Lovely's Purchase (also Lovely's Donation), was part of the early nineteenth century Missouri and Arkansaw territories.  It was created in 1817, in order to give a haven to the Cherokee and other Native Americans who were steadily leaving the southeastern United States and moving west to Indian Territory (modern Oklahoma) through territory then inhabited by sometimes hostile White settlers and several other Indian tribes, especially members of the Osage Indian Nation. Following years of political maneuvering and sometimes conflicting treaties, the Purchase was finally split between the Cherokee and White settlers, with the larger section going solely to the Cherokee Nation.

Background
President James Monroe had promised an exclusive "gateway to the setting sun"—an area devoted to settlement for the members of the Cherokee Nation where they were not "...surrounded by the White man." Starting in 1809, members of the Cherokee Nation living west of the Appalachians in Tennessee, Georgia, Alabama, and the Carolinas, had started migrating west to the lands set aside by the United States government for those tribal members willing to exchange their eastern property for homesteads in the recently set-aside Indian Territory. A route was planned by the U.S. federal government with the purpose to insulate newly arriving Cherokee to the area from interference and harassment by hostile American settlers and warriors from other Indian Nations. These others lived, hunted, and had (in many instances) squatted on the promised tracts of land. They viewed the Cherokee as rivals.

The Osage Nation had given-up exclusive hunting rights to the area that would become a large part of Lovely's Purchase in the 1808 Treaty of Fort Clark.  They still owned the land outright, however, and maintained several settlements on it. The new Cherokee migrants came into almost immediate conflict with Native and White settlers who had preemptively occupied lands along the route. This included members of the Quapaw tribe and the Osage Indian Nation, as well as other Indian nations, who held a special animosity towards what they viewed as Cherokee usurpers of their lands and way of life. Violent incidents continued to plague both groups, however, and peaked in 1817 following Lovely's death. The next year saw the arrival from the east of a strong Cherokee leader, John Jolly, and these incidents grew less frequent, although they still occasionally occurred.

Purchase history

Major Lovely

Major William Lovely, an assistant Indian agent to the Tennessee Cherokee, was promoted to Indian agent of the Missouri Territory (Arkansas Region), and sent to quell these frontier disturbances in the Missouri Territory. He held the position from 1813 to 1817. His wife, Persis, accompanied him to "...an abandoned Osage village far from what [is] considered civilization..." Lovely, a veteran of the Revolutionary War, made several failed diplomatic attempts to make peace between the warring Osage and Cherokee transplants to Indian Territory. His ultimate solution was to create a large strip of land to act as a buffer between the people of the two nations.

EXERCISES ▸
1 > Reproduce the part of the Lovely's Purchase article starting with "The Osage Nation" and going on through "still occasionally occurred.".
2 > Carry on the article about Lovely's Purchase from the point where it stops.
The records play no part in this work.

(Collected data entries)

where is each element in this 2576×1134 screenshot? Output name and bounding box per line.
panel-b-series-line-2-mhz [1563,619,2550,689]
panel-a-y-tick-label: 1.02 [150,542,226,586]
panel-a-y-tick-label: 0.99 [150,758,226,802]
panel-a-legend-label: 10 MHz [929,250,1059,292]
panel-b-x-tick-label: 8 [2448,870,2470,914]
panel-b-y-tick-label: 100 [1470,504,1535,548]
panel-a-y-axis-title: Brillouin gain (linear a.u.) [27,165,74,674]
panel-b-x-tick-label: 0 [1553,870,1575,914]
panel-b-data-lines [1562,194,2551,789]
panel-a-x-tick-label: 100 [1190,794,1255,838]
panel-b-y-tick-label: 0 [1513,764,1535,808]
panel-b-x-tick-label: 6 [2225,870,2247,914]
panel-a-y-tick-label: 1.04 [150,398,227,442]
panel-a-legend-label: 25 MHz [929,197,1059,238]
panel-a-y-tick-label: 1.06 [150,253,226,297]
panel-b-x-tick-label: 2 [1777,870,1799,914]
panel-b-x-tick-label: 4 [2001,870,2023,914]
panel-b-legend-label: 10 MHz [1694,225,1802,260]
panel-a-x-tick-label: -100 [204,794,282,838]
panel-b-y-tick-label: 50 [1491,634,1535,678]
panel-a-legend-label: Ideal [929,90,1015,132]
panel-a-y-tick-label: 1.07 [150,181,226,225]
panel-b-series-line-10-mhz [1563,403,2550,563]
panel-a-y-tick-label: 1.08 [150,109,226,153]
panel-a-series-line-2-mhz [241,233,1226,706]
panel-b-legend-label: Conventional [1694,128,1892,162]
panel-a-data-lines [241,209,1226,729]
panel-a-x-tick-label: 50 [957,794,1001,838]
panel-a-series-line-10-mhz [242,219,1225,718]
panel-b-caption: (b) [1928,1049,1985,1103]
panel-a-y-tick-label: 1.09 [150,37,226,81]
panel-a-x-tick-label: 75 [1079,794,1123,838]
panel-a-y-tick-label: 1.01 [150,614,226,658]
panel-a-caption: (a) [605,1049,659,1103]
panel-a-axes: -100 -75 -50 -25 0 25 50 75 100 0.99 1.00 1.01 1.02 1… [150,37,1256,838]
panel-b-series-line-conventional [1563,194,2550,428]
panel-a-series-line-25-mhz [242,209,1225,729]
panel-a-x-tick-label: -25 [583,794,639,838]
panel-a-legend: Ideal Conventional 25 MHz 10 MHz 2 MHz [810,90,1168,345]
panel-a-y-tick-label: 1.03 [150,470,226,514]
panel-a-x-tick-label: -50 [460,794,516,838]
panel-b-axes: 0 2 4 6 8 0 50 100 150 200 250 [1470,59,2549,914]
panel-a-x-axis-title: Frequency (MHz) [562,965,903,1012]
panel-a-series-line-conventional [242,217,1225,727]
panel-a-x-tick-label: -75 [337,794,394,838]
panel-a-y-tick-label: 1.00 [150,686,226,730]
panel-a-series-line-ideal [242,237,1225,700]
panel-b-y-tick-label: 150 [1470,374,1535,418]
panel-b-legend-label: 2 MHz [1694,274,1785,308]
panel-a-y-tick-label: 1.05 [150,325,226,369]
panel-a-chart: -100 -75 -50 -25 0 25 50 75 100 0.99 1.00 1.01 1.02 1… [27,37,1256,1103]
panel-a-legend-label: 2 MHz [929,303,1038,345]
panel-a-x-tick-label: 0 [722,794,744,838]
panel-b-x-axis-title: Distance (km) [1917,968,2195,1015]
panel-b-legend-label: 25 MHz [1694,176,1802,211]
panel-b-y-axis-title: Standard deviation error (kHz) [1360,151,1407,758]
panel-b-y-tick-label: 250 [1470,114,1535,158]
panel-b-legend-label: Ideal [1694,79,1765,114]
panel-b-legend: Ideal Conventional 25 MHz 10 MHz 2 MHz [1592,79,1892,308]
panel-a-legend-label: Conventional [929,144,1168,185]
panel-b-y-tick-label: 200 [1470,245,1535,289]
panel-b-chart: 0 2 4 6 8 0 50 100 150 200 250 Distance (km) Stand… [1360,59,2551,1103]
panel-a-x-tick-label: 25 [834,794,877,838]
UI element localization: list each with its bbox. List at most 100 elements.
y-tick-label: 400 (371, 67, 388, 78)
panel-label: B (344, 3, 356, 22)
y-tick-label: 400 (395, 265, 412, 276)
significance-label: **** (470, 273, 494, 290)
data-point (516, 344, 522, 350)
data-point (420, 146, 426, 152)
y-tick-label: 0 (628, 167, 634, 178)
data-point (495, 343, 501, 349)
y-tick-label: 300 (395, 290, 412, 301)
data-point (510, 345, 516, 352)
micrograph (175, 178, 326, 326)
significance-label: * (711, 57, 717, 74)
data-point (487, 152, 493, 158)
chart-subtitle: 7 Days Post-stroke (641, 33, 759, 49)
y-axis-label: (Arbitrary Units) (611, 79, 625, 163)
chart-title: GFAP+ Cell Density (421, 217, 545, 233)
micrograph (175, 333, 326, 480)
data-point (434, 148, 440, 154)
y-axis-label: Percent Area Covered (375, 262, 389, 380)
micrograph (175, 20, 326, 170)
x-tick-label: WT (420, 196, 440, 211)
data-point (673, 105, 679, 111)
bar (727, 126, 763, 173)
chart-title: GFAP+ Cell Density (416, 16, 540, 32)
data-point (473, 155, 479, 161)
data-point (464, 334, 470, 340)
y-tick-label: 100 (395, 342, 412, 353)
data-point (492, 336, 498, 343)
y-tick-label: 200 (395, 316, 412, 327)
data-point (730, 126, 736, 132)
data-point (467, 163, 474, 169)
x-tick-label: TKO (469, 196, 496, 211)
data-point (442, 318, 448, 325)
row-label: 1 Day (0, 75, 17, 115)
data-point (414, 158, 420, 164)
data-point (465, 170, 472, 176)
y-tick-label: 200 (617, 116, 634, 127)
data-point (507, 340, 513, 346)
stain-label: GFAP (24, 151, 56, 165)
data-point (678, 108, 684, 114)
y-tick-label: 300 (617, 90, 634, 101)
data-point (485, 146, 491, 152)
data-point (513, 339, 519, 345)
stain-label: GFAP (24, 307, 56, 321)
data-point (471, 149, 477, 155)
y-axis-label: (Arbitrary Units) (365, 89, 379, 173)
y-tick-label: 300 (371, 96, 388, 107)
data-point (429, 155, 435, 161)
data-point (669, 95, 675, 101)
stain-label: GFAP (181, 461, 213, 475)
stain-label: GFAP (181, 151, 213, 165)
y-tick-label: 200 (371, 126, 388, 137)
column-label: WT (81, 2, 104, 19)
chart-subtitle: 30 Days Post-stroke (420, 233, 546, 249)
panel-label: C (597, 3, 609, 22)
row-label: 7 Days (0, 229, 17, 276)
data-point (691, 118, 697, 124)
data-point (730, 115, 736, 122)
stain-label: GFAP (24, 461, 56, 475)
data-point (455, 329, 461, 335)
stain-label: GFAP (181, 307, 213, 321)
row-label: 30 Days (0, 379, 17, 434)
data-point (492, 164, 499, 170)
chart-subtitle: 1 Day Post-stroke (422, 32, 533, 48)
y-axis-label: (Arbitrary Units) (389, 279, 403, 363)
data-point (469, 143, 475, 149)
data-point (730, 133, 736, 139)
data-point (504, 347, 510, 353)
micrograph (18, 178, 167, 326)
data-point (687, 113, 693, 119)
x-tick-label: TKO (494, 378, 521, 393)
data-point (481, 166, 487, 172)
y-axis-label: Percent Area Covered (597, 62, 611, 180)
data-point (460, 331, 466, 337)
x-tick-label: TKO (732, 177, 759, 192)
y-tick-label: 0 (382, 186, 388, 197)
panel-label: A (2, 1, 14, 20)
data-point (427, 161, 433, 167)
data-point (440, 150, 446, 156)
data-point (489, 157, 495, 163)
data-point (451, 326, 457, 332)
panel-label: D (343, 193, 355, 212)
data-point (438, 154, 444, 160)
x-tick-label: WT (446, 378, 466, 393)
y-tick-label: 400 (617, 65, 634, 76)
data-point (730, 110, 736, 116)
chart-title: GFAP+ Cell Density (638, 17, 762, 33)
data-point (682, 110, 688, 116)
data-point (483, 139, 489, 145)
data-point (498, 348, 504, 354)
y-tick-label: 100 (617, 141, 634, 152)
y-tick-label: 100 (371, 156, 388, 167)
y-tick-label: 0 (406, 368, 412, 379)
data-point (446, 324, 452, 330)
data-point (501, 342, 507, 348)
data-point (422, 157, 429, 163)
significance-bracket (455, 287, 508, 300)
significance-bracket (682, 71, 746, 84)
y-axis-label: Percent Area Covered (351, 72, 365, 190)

EXPECTED RESPONSES ▸
1 >
The Osage Nation had given-up exclusive hunting rights to the area that would become a large part of Lovely's Purchase in the 1808 Treaty of Fort Clark.  They still owned the land outright, however, and maintained several settlements on it. The new Cherokee migrants came into almost immediate conflict with Native and White settlers who had preemptively occupied lands along the route. This included members of the Quapaw tribe and the Osage Indian Nation, as well as other Indian nations, who held a special animosity towards what they viewed as Cherokee usurpers of their lands and way of life. Violent incidents continued to plague both groups, however, and peaked in 1817 following Lovely's death. The next year saw the arrival from the east of a strong Cherokee leader, John Jolly, and these incidents grew less frequent, although they still occasionally occurred.

2 >
Lovely's Purchase, set in the early Arkansaw District of the Missouri Territory, was created as a buffer zone to separate the adversarial Cherokee and Osage Indian Nations. In the summer of 1813, Land agent Lovely was sent to administer the first section of acreage that would eventually belong to the Purchase. This land comprised approximately four million acres that had been ceded to the federal goverment in 1808 by the Osage Nation. At Lovely's behest, another treaty summit took place on July 9, 1816 at the mouth of the Verdigris River. At this time, and on his own authority, Lovely agreed to buy an additional three million hunting acres of Osage land that was located between the Verdigris and White Rivers on behalf of the Cherokee. All together, the treaty lands ceded by, and bought from, the Osage totaled over seven million acres. The area began to be referred to as Lovely's Purchase thereafter. The entire northwest corner of the Arkansas Territory now belonged to the Cherokee. Both the Osage and the Cherokee pledged to honor the 1816 treaty, although the federal government had not authorized nor had it endorsed it, and therefore did not officially recognize its terms.

Military intervention
The treaty, however, still did not stop the violence between members of the two groups. Due to the buffer area not living up to expectations, in 1817 the U.S. Army built Fort Smith, and the federal government made it clear that Lovely's purchase would only house Native Americans from that time on. Another treaty between Osage and Cherokee was signed in 1818 at St. Louis, one that finally formalized the earlier Lovely's Purchase, and was this time endorsed by the U.S. federal government.

In 1819 Arkansas was separated from the Missouri Territory, and became an official organized territory of the United States. Lovely's Purchase was made part of Crawford County at that time. In 1822, due to requests by Territorial Governor James Miller, the U.S. government authorized another outpost and established Fort Gibson (finished in 1824). Fort Gibson was manned by the U.S. Seventh Infantry. The large area these forts oversaw was dubbed "Lovely's Donations" by later legislators. The area still remained contentious, with complaints to the legislators from both White settlers—who were continually being moved out of the ever expanding Lovely Purchase—and the Cherokee—who were being pressured to abandon the rich farmlands and salt mine tracts to the American frontiersmen.

Lovely County

A sutler by the name of John Nicks accompanied the Seventh Infantry to Ft. Gibson, and eventually settled in the area of the fort. In 1828, he founded Nicksville, the future capital of Lovely County. More than a decade after Lovely's 1817 death, the area—along with additional tracts of purchased and donated land—was incorporated by the Territory of Arkansas as the short-lived Lovely County.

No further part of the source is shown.